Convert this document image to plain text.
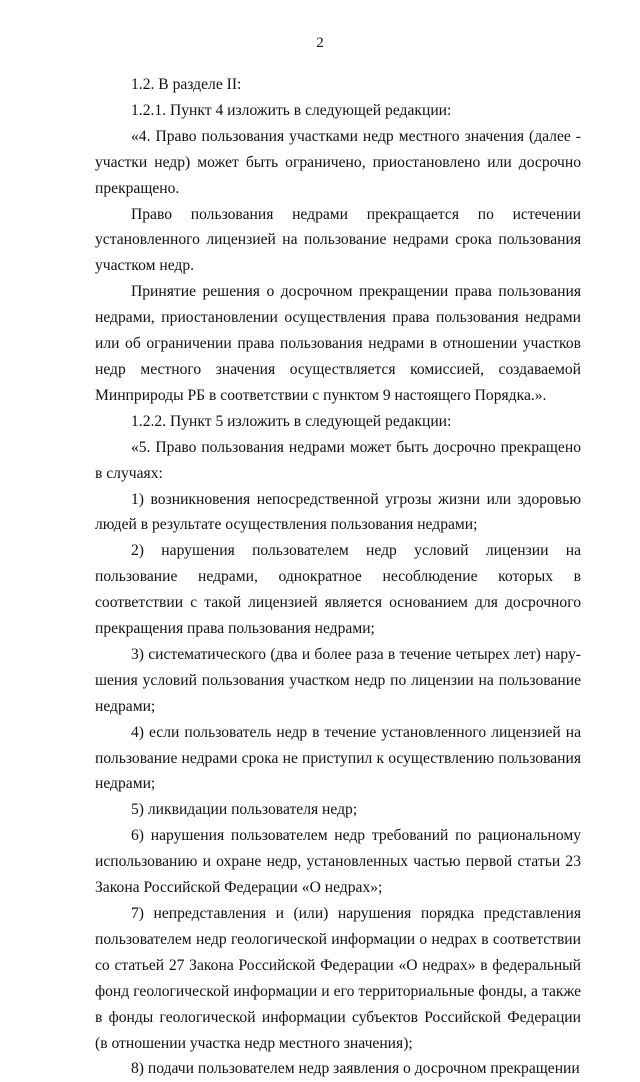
2

1.2. В разделе II:

1.2.1. Пункт 4 изложить в следующей редакции:

«4. Право пользования участками недр местного значения (далее - участки недр) может быть ограничено, приостановлено или досрочно прекращено.

Право пользования недрами прекращается по истечении установленного лицензией на пользование недрами срока пользования участком недр.

Принятие решения о досрочном прекращении права пользования недрами, приостановлении осуществления права пользования недрами или об ограничении права пользования недрами в отношении участков недр местного значения осуществляется комиссией, создаваемой Минприроды РБ в соответствии с пунктом 9 настоящего Порядка.».

1.2.2. Пункт 5 изложить в следующей редакции:

«5. Право пользования недрами может быть досрочно прекращено в случаях:

1) возникновения непосредственной угрозы жизни или здоровью людей в результате осуществления пользования недрами;

2) нарушения пользователем недр условий лицензии на пользование недрами, однократное несоблюдение которых в соответствии с такой лицензией является основанием для досрочного прекращения права пользования недрами;

3) систематического (два и более раза в течение четырех лет) нарушения условий пользования участком недр по лицензии на пользование недрами;

4) если пользователь недр в течение установленного лицензией на пользование недрами срока не приступил к осуществлению пользования недрами;

5) ликвидации пользователя недр;

6) нарушения пользователем недр требований по рациональному использованию и охране недр, установленных частью первой статьи 23 Закона Российской Федерации «О недрах»;

7) непредставления и (или) нарушения порядка представления пользователем недр геологической информации о недрах в соответствии со статьей 27 Закона Российской Федерации «О недрах» в федеральный фонд геологической информации и его территориальные фонды, а также в фонды геологической информации субъектов Российской Федерации (в отношении участка недр местного значения);

8) подачи пользователем недр заявления о досрочном прекращении
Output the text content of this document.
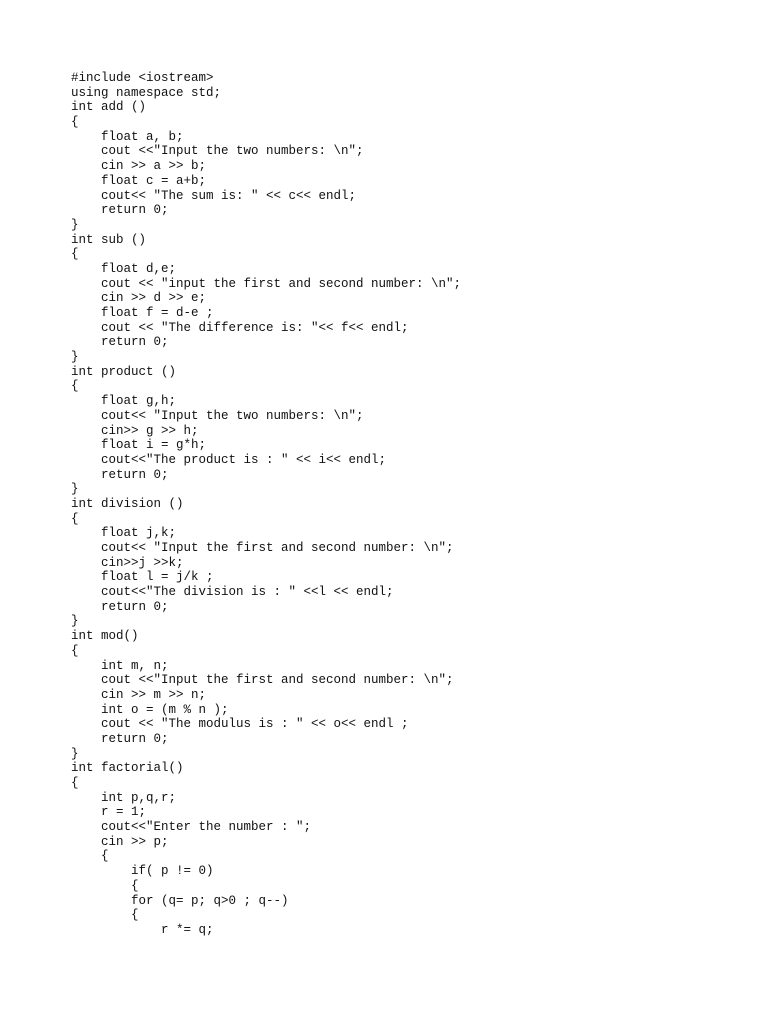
#include <iostream>
using namespace std;
int add ()
{
float a, b;
cout <<"Input the two numbers: \n";
cin >> a >> b;
float c = a+b;
cout<< "The sum is: " << c<< endl;
return 0;
}
int sub ()
{
float d,e;
cout << "input the first and second number: \n";
cin >> d >> e;
float f = d-e ;
cout << "The difference is: "<< f<< endl;
return 0;
}
int product ()
{
float g,h;
cout<< "Input the two numbers: \n";
cin>> g >> h;
float i = g*h;
cout<<"The product is : " << i<< endl;
return 0;
}
int division ()
{
float j,k;
cout<< "Input the first and second number: \n";
cin>>j >>k;
float l = j/k ;
cout<<"The division is : " <<l << endl;
return 0;
}
int mod()
{
int m, n;
cout <<"Input the first and second number: \n";
cin >> m >> n;
int o = (m % n );
cout << "The modulus is : " << o<< endl ;
return 0;
}
int factorial()
{
int p,q,r;
r = 1;
cout<<"Enter the number : ";
cin >> p;
{
if( p != 0)
{
for (q= p; q>0 ; q--)
{
r *= q;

━━━━━━━━━━━━━━━━

What you are asked to do: Write out every entry again word for word, without any of the pictures.

Answer below:
Convert this document image to plain text.
2

1.2. В разделе II:

1.2.1. Пункт 4 изложить в следующей редакции:

«4. Право пользования участками недр местного значения (далее - участки недр) может быть ограничено, приостановлено или досрочно прекращено.

Право пользования недрами прекращается по истечении установленного лицензией на пользование недрами срока пользования участком недр.

Принятие решения о досрочном прекращении права пользования недрами, приостановлении осуществления права пользования недрами или об ограничении права пользования недрами в отношении участков недр местного значения осуществляется комиссией, создаваемой Минприроды РБ в соответствии с пунктом 9 настоящего Порядка.».

1.2.2. Пункт 5 изложить в следующей редакции:

«5. Право пользования недрами может быть досрочно прекращено в случаях:

1) возникновения непосредственной угрозы жизни или здоровью людей в результате осуществления пользования недрами;

2) нарушения пользователем недр условий лицензии на пользование недрами, однократное несоблюдение которых в соответствии с такой лицензией является основанием для досрочного прекращения права пользования недрами;

3) систематического (два и более раза в течение четырех лет) нарушения условий пользования участком недр по лицензии на пользование недрами;

4) если пользователь недр в течение установленного лицензией на пользование недрами срока не приступил к осуществлению пользования недрами;

5) ликвидации пользователя недр;

6) нарушения пользователем недр требований по рациональному использованию и охране недр, установленных частью первой статьи 23 Закона Российской Федерации «О недрах»;

7) непредставления и (или) нарушения порядка представления пользователем недр геологической информации о недрах в соответствии со статьей 27 Закона Российской Федерации «О недрах» в федеральный фонд геологической информации и его территориальные фонды, а также в фонды геологической информации субъектов Российской Федерации (в отношении участка недр местного значения);

8) подачи пользователем недр заявления о досрочном прекращении
Output the text content of this document.
#include <iostream>
using namespace std;
int add ()
{
float a, b;
cout <<"Input the two numbers: \n";
cin >> a >> b;
float c = a+b;
cout<< "The sum is: " << c<< endl;
return 0;
}
int sub ()
{
float d,e;
cout << "input the first and second number: \n";
cin >> d >> e;
float f = d-e ;
cout << "The difference is: "<< f<< endl;
return 0;
}
int product ()
{
float g,h;
cout<< "Input the two numbers: \n";
cin>> g >> h;
float i = g*h;
cout<<"The product is : " << i<< endl;
return 0;
}
int division ()
{
float j,k;
cout<< "Input the first and second number: \n";
cin>>j >>k;
float l = j/k ;
cout<<"The division is : " <<l << endl;
return 0;
}
int mod()
{
int m, n;
cout <<"Input the first and second number: \n";
cin >> m >> n;
int o = (m % n );
cout << "The modulus is : " << o<< endl ;
return 0;
}
int factorial()
{
int p,q,r;
r = 1;
cout<<"Enter the number : ";
cin >> p;
{
if( p != 0)
{
for (q= p; q>0 ; q--)
{
r *= q;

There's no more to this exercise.